**Dataset items**

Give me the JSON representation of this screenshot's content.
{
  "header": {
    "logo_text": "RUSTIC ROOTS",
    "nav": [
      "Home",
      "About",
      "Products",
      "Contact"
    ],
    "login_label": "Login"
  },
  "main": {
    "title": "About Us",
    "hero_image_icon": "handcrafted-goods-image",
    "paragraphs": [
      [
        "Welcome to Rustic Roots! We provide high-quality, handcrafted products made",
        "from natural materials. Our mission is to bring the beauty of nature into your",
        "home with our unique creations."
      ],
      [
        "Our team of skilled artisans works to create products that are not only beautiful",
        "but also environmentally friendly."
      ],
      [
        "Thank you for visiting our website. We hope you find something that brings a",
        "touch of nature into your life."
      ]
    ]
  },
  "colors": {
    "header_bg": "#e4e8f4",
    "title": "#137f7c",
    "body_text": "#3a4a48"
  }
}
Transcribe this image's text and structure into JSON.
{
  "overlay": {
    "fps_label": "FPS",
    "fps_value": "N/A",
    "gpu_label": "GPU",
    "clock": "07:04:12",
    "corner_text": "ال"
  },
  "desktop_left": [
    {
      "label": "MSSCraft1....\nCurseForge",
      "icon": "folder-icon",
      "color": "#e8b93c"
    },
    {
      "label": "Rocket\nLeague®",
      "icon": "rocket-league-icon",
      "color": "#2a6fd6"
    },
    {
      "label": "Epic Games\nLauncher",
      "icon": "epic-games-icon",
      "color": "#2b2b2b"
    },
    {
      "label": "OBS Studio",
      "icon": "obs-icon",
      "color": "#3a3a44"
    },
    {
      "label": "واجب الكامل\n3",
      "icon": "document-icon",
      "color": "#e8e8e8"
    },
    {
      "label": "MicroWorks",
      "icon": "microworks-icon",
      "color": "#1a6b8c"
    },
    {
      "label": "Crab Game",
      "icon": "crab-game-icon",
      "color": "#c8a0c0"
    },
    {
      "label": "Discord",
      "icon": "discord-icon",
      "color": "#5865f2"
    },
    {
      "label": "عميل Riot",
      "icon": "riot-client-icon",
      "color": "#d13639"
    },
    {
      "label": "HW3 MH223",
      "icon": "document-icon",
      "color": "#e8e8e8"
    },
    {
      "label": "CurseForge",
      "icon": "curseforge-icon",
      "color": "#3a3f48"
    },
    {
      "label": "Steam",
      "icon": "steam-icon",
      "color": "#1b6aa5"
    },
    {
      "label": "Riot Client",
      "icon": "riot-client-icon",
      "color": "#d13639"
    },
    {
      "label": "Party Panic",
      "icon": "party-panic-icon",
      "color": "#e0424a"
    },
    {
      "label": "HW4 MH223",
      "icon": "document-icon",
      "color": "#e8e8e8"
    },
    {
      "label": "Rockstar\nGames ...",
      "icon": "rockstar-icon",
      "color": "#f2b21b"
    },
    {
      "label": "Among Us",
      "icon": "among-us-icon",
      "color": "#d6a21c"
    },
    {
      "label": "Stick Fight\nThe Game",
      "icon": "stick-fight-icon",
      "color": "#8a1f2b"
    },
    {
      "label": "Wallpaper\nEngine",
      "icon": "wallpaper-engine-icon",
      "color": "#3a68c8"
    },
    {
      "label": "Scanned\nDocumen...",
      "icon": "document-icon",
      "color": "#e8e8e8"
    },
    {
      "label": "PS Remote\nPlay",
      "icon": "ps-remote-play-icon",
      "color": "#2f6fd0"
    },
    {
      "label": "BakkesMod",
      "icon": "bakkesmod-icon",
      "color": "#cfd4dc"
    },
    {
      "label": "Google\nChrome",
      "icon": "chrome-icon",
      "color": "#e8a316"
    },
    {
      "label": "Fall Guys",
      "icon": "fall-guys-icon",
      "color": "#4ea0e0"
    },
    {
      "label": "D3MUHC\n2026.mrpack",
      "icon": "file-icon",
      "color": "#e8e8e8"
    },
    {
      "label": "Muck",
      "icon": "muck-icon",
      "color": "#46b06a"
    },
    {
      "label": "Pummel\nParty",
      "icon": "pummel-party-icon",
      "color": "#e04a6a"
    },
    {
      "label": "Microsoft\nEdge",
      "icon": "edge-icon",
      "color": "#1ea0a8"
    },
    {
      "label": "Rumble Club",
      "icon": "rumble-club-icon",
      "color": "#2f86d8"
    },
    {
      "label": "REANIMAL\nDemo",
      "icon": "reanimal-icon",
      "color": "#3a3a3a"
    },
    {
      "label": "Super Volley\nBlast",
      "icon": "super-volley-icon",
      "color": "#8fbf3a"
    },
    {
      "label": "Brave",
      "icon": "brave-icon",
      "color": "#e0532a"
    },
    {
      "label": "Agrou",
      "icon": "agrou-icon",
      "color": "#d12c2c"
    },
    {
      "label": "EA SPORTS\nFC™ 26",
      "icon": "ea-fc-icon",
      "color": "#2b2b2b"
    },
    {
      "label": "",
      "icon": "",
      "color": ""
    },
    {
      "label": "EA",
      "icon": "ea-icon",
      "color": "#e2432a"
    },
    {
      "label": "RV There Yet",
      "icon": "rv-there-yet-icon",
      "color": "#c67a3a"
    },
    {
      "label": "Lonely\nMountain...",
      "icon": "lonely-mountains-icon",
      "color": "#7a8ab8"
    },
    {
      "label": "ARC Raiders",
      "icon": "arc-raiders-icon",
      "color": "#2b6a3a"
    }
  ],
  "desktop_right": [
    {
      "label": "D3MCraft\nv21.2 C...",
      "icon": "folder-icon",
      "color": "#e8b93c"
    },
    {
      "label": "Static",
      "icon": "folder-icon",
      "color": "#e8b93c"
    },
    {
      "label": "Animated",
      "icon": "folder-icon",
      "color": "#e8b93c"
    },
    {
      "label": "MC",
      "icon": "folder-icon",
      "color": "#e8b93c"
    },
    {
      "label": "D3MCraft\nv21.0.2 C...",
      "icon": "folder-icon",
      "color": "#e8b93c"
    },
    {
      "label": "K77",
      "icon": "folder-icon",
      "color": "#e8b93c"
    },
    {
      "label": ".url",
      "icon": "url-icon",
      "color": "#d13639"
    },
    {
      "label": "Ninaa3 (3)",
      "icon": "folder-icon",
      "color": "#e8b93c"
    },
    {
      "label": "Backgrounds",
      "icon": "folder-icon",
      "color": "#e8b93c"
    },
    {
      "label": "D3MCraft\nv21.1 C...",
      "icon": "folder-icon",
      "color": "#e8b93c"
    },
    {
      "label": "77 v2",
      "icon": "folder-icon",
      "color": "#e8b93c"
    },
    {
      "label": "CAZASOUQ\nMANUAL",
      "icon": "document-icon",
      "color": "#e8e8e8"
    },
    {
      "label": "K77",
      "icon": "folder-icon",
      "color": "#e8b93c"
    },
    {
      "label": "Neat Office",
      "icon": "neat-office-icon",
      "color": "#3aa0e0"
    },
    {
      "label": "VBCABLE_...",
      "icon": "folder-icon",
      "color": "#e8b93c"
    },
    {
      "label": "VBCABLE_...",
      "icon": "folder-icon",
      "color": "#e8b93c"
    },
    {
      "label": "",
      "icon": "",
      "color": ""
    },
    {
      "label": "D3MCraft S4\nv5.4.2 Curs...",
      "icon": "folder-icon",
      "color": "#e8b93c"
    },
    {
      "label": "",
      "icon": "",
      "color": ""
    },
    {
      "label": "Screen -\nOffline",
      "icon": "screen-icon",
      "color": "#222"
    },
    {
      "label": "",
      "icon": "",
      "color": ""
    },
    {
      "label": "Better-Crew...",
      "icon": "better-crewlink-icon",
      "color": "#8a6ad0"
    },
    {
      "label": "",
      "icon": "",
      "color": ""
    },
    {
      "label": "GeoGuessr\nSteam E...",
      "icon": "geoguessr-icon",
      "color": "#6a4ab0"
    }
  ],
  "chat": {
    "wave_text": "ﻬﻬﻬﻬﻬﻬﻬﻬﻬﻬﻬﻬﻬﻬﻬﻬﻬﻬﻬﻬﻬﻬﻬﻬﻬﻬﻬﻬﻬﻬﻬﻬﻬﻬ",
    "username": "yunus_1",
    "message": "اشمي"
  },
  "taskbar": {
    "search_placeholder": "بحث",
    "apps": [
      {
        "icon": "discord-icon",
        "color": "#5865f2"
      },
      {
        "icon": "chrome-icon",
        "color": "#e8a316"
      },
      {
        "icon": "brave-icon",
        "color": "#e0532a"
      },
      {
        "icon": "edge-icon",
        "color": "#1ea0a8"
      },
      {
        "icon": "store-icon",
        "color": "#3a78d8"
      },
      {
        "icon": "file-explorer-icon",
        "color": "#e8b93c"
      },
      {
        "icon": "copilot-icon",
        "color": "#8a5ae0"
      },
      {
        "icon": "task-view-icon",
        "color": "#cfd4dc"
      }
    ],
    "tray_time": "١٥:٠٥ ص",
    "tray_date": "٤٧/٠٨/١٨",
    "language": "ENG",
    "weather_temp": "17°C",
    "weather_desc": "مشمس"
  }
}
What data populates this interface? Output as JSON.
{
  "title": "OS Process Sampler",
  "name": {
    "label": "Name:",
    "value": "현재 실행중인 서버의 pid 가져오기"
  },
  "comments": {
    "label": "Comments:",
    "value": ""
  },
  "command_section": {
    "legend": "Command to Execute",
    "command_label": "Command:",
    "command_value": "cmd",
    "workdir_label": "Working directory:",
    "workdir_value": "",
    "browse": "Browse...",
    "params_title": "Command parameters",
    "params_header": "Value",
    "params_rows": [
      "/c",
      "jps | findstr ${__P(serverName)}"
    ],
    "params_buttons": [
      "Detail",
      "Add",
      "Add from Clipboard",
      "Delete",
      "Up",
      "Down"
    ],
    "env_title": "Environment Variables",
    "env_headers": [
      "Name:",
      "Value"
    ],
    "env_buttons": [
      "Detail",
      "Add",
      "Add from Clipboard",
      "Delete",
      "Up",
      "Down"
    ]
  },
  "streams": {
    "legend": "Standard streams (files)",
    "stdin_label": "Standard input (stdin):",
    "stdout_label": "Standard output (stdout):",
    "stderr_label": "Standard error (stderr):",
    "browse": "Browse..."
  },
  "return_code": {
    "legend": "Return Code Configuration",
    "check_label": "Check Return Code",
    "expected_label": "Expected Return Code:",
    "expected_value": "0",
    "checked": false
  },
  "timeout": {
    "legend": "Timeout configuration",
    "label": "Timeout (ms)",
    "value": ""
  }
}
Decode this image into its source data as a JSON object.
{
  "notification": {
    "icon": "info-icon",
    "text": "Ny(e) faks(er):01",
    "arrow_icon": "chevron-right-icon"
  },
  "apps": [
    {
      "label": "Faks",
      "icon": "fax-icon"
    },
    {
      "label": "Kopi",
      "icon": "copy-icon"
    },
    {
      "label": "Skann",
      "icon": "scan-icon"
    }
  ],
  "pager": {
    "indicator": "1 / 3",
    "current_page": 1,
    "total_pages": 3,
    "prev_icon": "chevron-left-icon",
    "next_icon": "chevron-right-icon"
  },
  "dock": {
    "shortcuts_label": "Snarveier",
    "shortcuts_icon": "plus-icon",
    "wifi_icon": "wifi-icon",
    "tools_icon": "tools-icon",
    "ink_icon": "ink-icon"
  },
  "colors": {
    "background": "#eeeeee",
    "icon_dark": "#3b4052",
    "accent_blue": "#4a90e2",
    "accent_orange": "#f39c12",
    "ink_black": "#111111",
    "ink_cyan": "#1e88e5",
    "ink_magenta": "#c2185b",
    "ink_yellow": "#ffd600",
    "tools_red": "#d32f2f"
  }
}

**Aim of the exercise**
Gather each line in these records that contains the string "JSON".

**Full answer**
Give me the JSON representation of this screenshot's content.
Transcribe this image's text and structure into JSON.
What data populates this interface? Output as JSON.
Decode this image into its source data as a JSON object.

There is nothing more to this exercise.